→ Task details:
Every line of the material is to be repeated exactly as it stands.

→ Listing:
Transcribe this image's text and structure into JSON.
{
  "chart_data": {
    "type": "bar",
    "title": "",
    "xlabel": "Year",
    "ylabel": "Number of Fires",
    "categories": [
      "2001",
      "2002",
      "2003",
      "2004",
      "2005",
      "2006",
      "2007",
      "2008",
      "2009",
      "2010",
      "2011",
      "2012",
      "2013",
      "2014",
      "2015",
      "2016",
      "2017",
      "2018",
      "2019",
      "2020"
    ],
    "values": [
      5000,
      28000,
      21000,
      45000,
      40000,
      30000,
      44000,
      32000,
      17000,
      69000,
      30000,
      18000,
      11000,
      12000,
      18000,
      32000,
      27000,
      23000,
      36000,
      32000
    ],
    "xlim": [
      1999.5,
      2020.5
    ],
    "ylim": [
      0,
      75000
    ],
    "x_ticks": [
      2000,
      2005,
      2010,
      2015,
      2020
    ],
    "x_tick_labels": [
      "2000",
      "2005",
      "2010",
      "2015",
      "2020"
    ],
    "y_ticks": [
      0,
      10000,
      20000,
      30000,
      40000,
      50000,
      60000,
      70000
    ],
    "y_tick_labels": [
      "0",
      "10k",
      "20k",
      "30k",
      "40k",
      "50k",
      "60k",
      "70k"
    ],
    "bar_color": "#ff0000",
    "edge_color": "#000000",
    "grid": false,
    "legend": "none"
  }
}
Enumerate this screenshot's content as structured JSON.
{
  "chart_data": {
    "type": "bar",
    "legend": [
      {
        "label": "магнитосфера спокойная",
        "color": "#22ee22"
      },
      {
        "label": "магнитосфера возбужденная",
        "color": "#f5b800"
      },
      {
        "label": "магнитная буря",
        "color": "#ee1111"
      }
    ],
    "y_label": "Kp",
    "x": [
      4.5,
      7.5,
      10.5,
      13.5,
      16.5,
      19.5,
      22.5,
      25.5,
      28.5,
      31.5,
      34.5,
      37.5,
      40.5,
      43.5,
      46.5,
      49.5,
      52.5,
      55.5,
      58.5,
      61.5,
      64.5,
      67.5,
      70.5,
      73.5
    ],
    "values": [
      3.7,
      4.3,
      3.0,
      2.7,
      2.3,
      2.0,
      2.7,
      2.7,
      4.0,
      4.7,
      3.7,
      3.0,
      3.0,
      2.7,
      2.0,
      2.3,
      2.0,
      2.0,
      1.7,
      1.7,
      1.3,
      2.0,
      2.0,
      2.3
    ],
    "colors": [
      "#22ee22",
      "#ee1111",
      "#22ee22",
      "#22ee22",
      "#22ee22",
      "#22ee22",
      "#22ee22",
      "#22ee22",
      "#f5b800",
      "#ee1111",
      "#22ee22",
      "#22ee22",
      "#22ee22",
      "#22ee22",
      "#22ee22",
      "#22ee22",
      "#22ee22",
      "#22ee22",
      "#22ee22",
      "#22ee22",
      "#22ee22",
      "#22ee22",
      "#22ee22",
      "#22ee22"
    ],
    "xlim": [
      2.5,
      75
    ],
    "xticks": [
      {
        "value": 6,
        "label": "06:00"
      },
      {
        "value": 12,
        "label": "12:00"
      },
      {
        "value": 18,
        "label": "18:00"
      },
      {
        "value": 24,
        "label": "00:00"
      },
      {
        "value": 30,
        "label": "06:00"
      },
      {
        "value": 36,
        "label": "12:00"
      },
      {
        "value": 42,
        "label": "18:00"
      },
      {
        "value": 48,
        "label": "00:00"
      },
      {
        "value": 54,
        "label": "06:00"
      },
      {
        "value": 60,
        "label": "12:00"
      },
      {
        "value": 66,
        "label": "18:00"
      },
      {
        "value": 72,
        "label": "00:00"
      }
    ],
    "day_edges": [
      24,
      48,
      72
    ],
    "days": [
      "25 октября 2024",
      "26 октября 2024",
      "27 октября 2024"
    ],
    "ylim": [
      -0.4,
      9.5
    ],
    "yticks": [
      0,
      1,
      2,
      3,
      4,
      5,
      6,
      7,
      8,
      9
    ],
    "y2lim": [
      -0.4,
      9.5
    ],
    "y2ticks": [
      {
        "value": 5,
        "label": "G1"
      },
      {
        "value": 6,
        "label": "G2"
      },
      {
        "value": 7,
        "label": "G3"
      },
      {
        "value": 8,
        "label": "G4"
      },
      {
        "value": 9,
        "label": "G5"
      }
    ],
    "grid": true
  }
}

→ Solution to the exercise:
Transcribe this image's text and structure into JSON.
{
  "chart_data": {
    "type": "bar",
    "title": "",
    "xlabel": "Year",
    "ylabel": "Number of Fires",
    "categories": [
      "2001",
      "2002",
      "2003",
      "2004",
      "2005",
      "2006",
      "2007",
      "2008",
      "2009",
      "2010",
      "2011",
      "2012",
      "2013",
      "2014",
      "2015",
      "2016",
      "2017",
      "2018",
      "2019",
      "2020"
    ],
    "values": [
      5000,
      28000,
      21000,
      45000,
      40000,
      30000,
      44000,
      32000,
      17000,
      69000,
      30000,
      18000,
      11000,
      12000,
      18000,
      32000,
      27000,
      23000,
      36000,
      32000
    ],
    "xlim": [
      1999.5,
      2020.5
    ],
    "ylim": [
      0,
      75000
    ],
    "x_ticks": [
      2000,
      2005,
      2010,
      2015,
      2020
    ],
    "x_tick_labels": [
      "2000",
      "2005",
      "2010",
      "2015",
      "2020"
    ],
    "y_ticks": [
      0,
      10000,
      20000,
      30000,
      40000,
      50000,
      60000,
      70000
    ],
    "y_tick_labels": [
      "0",
      "10k",
      "20k",
      "30k",
      "40k",
      "50k",
      "60k",
      "70k"
    ],
    "bar_color": "#ff0000",
    "edge_color": "#000000",
    "grid": false,
    "legend": "none"
  }
}
Enumerate this screenshot's content as structured JSON.
{
  "chart_data": {
    "type": "bar",
    "legend": [
      {
        "label": "магнитосфера спокойная",
        "color": "#22ee22"
      },
      {
        "label": "магнитосфера возбужденная",
        "color": "#f5b800"
      },
      {
        "label": "магнитная буря",
        "color": "#ee1111"
      }
    ],
    "y_label": "Kp",
    "x": [
      4.5,
      7.5,
      10.5,
      13.5,
      16.5,
      19.5,
      22.5,
      25.5,
      28.5,
      31.5,
      34.5,
      37.5,
      40.5,
      43.5,
      46.5,
      49.5,
      52.5,
      55.5,
      58.5,
      61.5,
      64.5,
      67.5,
      70.5,
      73.5
    ],
    "values": [
      3.7,
      4.3,
      3.0,
      2.7,
      2.3,
      2.0,
      2.7,
      2.7,
      4.0,
      4.7,
      3.7,
      3.0,
      3.0,
      2.7,
      2.0,
      2.3,
      2.0,
      2.0,
      1.7,
      1.7,
      1.3,
      2.0,
      2.0,
      2.3
    ],
    "colors": [
      "#22ee22",
      "#ee1111",
      "#22ee22",
      "#22ee22",
      "#22ee22",
      "#22ee22",
      "#22ee22",
      "#22ee22",
      "#f5b800",
      "#ee1111",
      "#22ee22",
      "#22ee22",
      "#22ee22",
      "#22ee22",
      "#22ee22",
      "#22ee22",
      "#22ee22",
      "#22ee22",
      "#22ee22",
      "#22ee22",
      "#22ee22",
      "#22ee22",
      "#22ee22",
      "#22ee22"
    ],
    "xlim": [
      2.5,
      75
    ],
    "xticks": [
      {
        "value": 6,
        "label": "06:00"
      },
      {
        "value": 12,
        "label": "12:00"
      },
      {
        "value": 18,
        "label": "18:00"
      },
      {
        "value": 24,
        "label": "00:00"
      },
      {
        "value": 30,
        "label": "06:00"
      },
      {
        "value": 36,
        "label": "12:00"
      },
      {
        "value": 42,
        "label": "18:00"
      },
      {
        "value": 48,
        "label": "00:00"
      },
      {
        "value": 54,
        "label": "06:00"
      },
      {
        "value": 60,
        "label": "12:00"
      },
      {
        "value": 66,
        "label": "18:00"
      },
      {
        "value": 72,
        "label": "00:00"
      }
    ],
    "day_edges": [
      24,
      48,
      72
    ],
    "days": [
      "25 октября 2024",
      "26 октября 2024",
      "27 октября 2024"
    ],
    "ylim": [
      -0.4,
      9.5
    ],
    "yticks": [
      0,
      1,
      2,
      3,
      4,
      5,
      6,
      7,
      8,
      9
    ],
    "y2lim": [
      -0.4,
      9.5
    ],
    "y2ticks": [
      {
        "value": 5,
        "label": "G1"
      },
      {
        "value": 6,
        "label": "G2"
      },
      {
        "value": 7,
        "label": "G3"
      },
      {
        "value": 8,
        "label": "G4"
      },
      {
        "value": 9,
        "label": "G5"
      }
    ],
    "grid": true
  }
}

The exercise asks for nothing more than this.